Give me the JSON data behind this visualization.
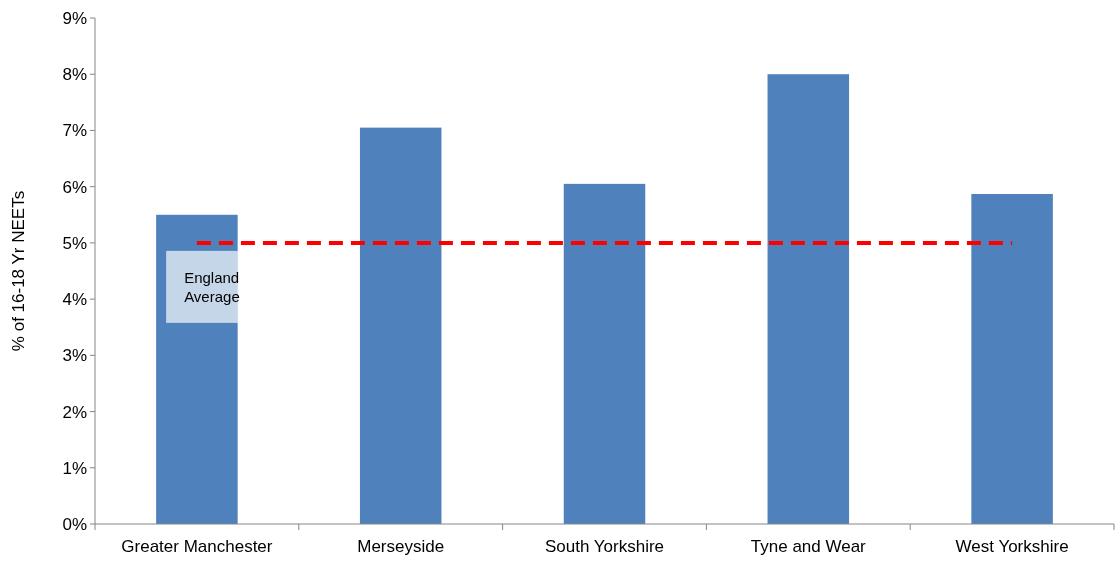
{
  "chart_data": {
    "type": "bar",
    "ylabel": "% of 16-18 Yr NEETs",
    "categories": [
      "Greater Manchester",
      "Merseyside",
      "South Yorkshire",
      "Tyne and Wear",
      "West Yorkshire"
    ],
    "values": [
      5.5,
      7.05,
      6.05,
      8.0,
      5.87
    ],
    "color": "#4f81bd",
    "ylim": [
      0,
      9
    ],
    "yticks": [
      {
        "value": 0,
        "label": "0%"
      },
      {
        "value": 1,
        "label": "1%"
      },
      {
        "value": 2,
        "label": "2%"
      },
      {
        "value": 3,
        "label": "3%"
      },
      {
        "value": 4,
        "label": "4%"
      },
      {
        "value": 5,
        "label": "5%"
      },
      {
        "value": 6,
        "label": "6%"
      },
      {
        "value": 7,
        "label": "7%"
      },
      {
        "value": 8,
        "label": "8%"
      },
      {
        "value": 9,
        "label": "9%"
      }
    ],
    "grid": false,
    "ref_lines": [
      {
        "axis": "y",
        "value": 5,
        "label": "England Average",
        "color": "#ff0000",
        "line_style": "dashed"
      }
    ]
  }
}
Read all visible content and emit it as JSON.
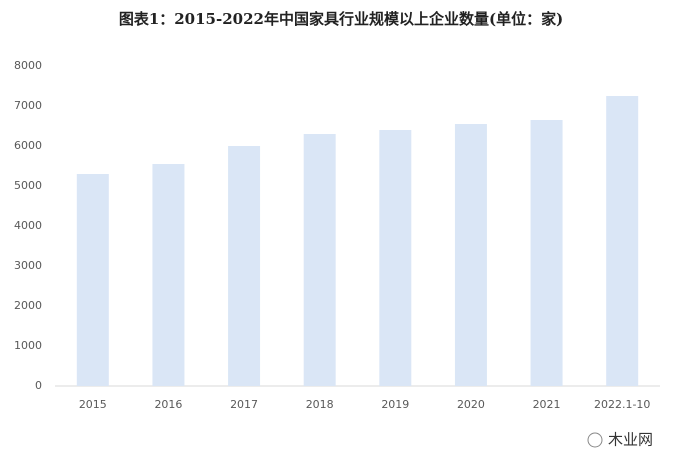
{
  "chart_data": {
    "type": "bar",
    "title": "图表1：2015-2022年中国家具行业规模以上企业数量(单位：家)",
    "categories": [
      "2015",
      "2016",
      "2017",
      "2018",
      "2019",
      "2020",
      "2021",
      "2022.1-10"
    ],
    "values": [
      5300,
      5550,
      6000,
      6300,
      6400,
      6550,
      6650,
      7250
    ],
    "color": "#dae6f6",
    "ylim": [
      0,
      8000
    ],
    "yticks": [
      0,
      1000,
      2000,
      3000,
      4000,
      5000,
      6000,
      7000,
      8000
    ],
    "grid": false,
    "watermark": "木业网"
  }
}
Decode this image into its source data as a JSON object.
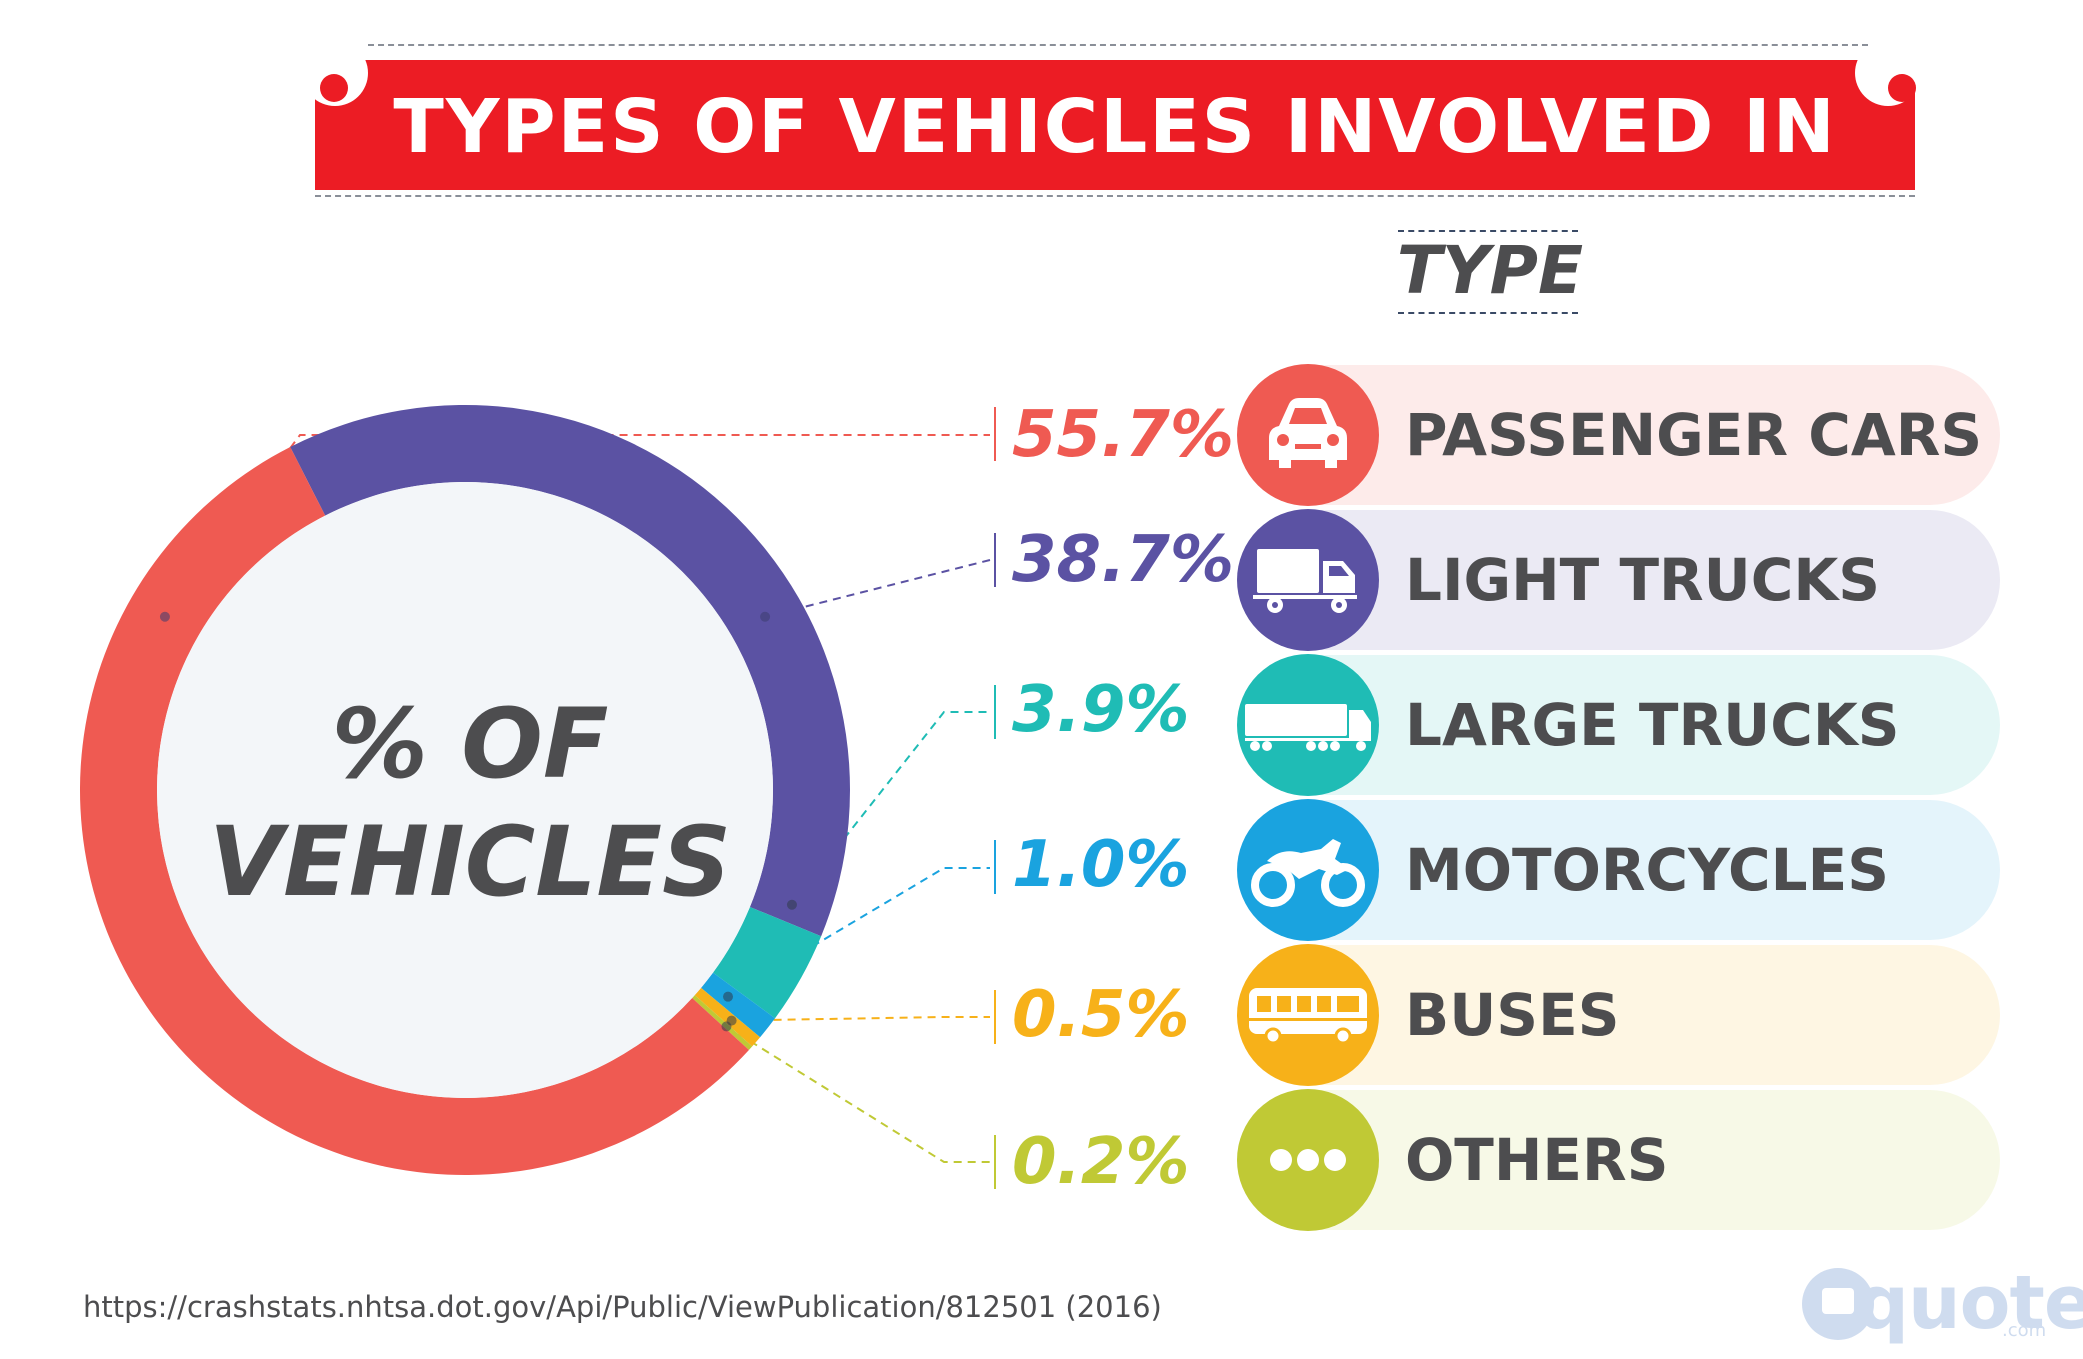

Problem. Write the listing above out again exactly, dropping each image.

Finished exercise.
Give me the JSON data behind this visualization.
{
  "chart_data": {
    "type": "bar",
    "ylabel": "% of 16-18 Yr NEETs",
    "categories": [
      "Greater Manchester",
      "Merseyside",
      "South Yorkshire",
      "Tyne and Wear",
      "West Yorkshire"
    ],
    "values": [
      5.5,
      7.05,
      6.05,
      8.0,
      5.87
    ],
    "color": "#4f81bd",
    "ylim": [
      0,
      9
    ],
    "yticks": [
      {
        "value": 0,
        "label": "0%"
      },
      {
        "value": 1,
        "label": "1%"
      },
      {
        "value": 2,
        "label": "2%"
      },
      {
        "value": 3,
        "label": "3%"
      },
      {
        "value": 4,
        "label": "4%"
      },
      {
        "value": 5,
        "label": "5%"
      },
      {
        "value": 6,
        "label": "6%"
      },
      {
        "value": 7,
        "label": "7%"
      },
      {
        "value": 8,
        "label": "8%"
      },
      {
        "value": 9,
        "label": "9%"
      }
    ],
    "grid": false,
    "ref_lines": [
      {
        "axis": "y",
        "value": 5,
        "label": "England Average",
        "color": "#ff0000",
        "line_style": "dashed"
      }
    ]
  }
}
Read all visible content and emit it as JSON.
{
  "chart_data": {
    "type": "bar",
    "title": "图表1：2015-2022年中国家具行业规模以上企业数量(单位：家)",
    "categories": [
      "2015",
      "2016",
      "2017",
      "2018",
      "2019",
      "2020",
      "2021",
      "2022.1-10"
    ],
    "values": [
      5300,
      5550,
      6000,
      6300,
      6400,
      6550,
      6650,
      7250
    ],
    "color": "#dae6f6",
    "ylim": [
      0,
      8000
    ],
    "yticks": [
      0,
      1000,
      2000,
      3000,
      4000,
      5000,
      6000,
      7000,
      8000
    ],
    "grid": false,
    "watermark": "木业网"
  }
}
Decode this image into its source data as a JSON object.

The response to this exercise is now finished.